Written instruction: Reproduce verbatim the stretch of the records below from their start through the line containing "data-label: 12.13: [149, 131, 209, 155]", with both ends included.
-- START Data --
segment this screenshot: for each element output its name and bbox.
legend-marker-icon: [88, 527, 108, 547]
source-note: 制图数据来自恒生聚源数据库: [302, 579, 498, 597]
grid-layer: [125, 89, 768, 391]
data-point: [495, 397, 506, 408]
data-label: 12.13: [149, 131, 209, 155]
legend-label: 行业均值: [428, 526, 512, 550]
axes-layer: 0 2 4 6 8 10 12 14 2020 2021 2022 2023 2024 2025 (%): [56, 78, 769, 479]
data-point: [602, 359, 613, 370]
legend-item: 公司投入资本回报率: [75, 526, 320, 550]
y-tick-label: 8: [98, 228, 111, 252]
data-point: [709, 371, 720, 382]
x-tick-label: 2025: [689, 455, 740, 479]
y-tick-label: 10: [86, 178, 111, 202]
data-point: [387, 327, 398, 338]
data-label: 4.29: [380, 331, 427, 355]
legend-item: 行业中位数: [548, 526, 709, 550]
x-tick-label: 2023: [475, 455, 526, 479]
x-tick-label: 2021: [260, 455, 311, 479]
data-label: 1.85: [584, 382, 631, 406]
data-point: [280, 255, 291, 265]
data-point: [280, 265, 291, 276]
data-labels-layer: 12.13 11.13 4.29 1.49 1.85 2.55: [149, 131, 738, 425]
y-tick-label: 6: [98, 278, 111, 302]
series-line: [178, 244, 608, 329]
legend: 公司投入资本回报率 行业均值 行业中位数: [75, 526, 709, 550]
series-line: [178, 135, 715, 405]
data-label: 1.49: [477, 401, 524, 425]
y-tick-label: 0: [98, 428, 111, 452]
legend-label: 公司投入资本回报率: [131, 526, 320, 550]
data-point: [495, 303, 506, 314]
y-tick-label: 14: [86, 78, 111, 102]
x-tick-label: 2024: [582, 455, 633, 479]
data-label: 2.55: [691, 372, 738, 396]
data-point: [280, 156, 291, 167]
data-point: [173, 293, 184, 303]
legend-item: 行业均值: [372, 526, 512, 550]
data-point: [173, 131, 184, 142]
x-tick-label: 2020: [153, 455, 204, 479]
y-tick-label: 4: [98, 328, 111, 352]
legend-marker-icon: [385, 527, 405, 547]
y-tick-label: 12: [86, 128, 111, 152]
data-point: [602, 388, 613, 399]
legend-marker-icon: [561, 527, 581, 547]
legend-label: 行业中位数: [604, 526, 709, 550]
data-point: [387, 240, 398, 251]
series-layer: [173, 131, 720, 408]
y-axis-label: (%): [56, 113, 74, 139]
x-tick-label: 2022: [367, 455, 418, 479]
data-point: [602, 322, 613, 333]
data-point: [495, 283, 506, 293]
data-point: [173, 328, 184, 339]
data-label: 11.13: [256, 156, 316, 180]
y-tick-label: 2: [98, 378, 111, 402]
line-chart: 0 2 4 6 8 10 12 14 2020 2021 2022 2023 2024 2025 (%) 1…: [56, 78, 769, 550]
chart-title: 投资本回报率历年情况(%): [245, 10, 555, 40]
-- END Data --
Full answer:
segment this screenshot: for each element output its name and bbox.
legend-marker-icon: [88, 527, 108, 547]
source-note: 制图数据来自恒生聚源数据库: [302, 579, 498, 597]
grid-layer: [125, 89, 768, 391]
data-point: [495, 397, 506, 408]
data-label: 12.13: [149, 131, 209, 155]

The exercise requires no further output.